Do this: Scan the records and identify every line in which the string "JSON" occurs, then return those lines.

— begin Entries provided —

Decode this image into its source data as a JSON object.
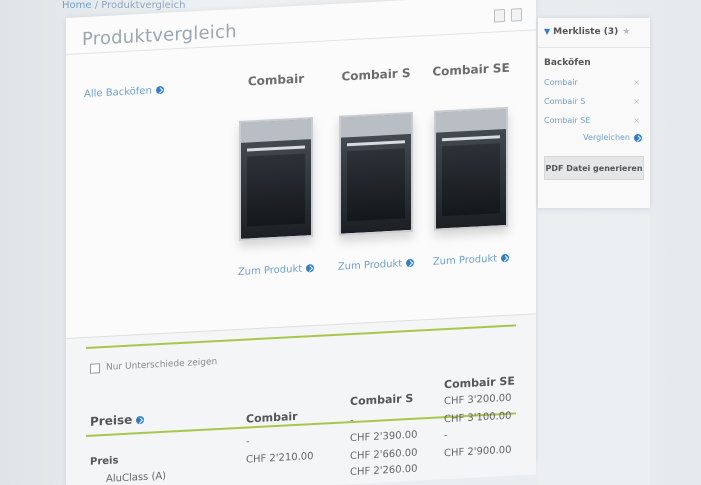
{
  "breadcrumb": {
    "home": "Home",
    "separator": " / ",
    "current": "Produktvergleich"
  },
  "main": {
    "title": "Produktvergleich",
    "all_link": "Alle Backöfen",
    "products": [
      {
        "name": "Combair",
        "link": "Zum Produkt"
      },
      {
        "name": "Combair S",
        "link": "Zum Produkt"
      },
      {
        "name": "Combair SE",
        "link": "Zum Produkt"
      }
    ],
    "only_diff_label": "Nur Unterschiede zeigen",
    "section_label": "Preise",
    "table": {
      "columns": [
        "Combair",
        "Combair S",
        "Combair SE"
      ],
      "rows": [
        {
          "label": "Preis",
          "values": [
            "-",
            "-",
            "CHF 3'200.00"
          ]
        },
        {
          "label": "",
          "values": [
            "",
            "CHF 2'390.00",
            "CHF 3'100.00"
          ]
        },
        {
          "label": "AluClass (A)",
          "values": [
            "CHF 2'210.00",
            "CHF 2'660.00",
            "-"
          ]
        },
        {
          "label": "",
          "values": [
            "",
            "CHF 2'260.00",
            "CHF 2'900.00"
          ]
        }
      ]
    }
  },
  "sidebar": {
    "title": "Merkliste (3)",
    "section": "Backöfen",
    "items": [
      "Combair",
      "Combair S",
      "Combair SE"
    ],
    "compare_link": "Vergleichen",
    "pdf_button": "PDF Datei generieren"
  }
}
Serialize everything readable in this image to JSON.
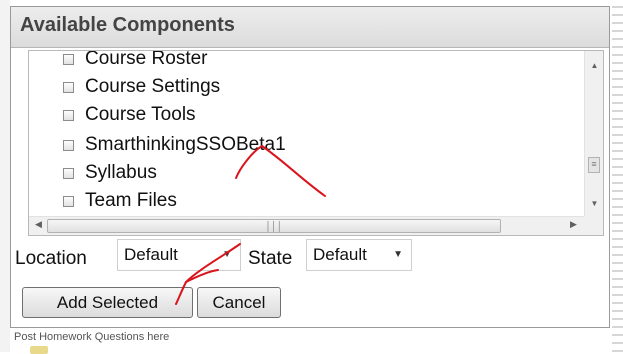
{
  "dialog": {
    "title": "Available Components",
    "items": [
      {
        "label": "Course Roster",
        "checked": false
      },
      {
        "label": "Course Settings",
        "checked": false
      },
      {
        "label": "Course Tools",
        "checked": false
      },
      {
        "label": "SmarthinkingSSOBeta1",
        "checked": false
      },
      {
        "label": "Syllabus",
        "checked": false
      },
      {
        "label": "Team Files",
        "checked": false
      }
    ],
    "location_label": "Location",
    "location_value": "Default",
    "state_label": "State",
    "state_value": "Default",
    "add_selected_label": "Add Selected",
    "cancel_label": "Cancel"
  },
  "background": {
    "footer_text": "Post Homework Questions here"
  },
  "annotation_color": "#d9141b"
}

— end Entries provided —
— begin Entries provided —

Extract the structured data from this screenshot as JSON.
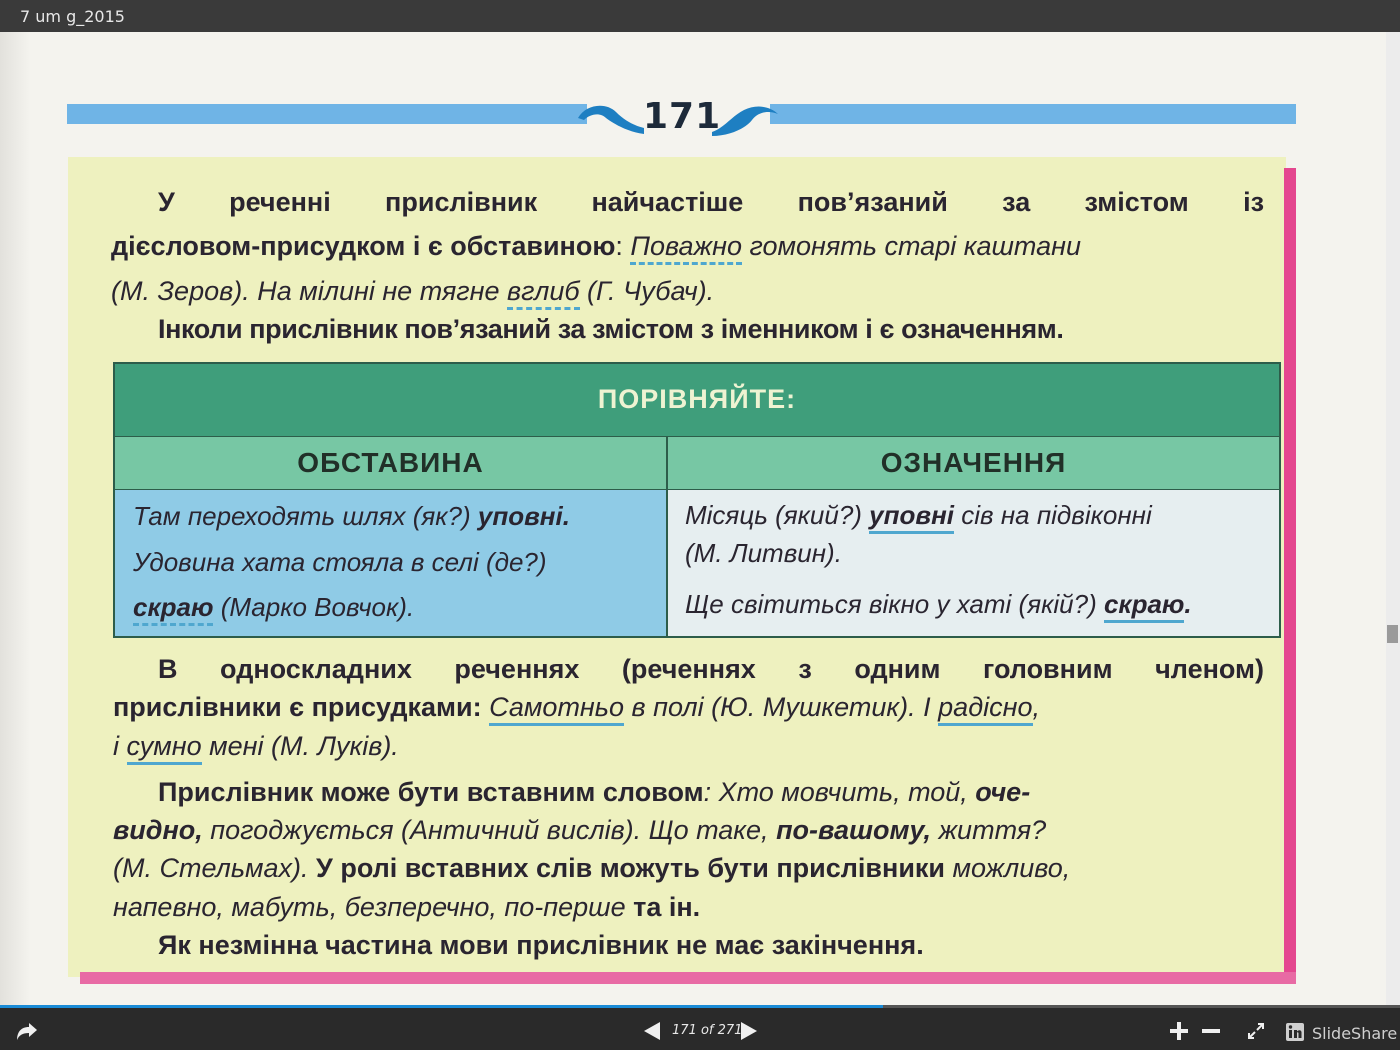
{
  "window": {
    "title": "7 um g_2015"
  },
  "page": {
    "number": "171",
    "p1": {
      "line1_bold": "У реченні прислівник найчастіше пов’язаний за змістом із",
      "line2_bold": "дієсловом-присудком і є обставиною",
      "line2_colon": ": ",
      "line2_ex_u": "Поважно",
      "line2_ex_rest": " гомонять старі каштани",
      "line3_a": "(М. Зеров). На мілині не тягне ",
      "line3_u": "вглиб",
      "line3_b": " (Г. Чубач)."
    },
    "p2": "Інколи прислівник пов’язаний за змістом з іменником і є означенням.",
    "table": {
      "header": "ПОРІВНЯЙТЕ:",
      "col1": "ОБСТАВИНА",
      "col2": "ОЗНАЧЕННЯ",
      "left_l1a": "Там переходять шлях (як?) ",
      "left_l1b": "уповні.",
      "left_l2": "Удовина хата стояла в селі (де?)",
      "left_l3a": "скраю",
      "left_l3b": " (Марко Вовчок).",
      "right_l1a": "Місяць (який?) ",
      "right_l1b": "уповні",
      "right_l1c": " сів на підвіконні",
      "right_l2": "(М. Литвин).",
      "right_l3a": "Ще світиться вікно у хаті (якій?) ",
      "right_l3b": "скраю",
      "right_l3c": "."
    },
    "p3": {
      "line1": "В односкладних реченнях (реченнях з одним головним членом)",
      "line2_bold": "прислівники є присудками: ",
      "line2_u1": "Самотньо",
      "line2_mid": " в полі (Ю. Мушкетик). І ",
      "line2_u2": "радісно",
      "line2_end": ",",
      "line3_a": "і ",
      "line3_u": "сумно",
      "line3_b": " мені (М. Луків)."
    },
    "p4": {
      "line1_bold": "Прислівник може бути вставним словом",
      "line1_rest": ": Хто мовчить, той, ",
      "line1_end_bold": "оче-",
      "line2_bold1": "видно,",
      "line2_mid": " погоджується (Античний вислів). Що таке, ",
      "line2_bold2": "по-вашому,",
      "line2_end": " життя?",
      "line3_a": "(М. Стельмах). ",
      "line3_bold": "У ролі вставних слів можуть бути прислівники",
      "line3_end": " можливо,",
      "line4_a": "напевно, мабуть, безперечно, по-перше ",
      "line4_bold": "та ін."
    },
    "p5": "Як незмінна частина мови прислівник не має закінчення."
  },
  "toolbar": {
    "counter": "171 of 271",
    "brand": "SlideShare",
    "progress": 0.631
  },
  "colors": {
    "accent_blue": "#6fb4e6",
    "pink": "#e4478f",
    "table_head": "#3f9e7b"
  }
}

— end Entries provided —

Solved exercise:
Decode this image into its source data as a JSON object.
Serialize everything readable in this image to JSON.
Extract the structured data from this screenshot as JSON.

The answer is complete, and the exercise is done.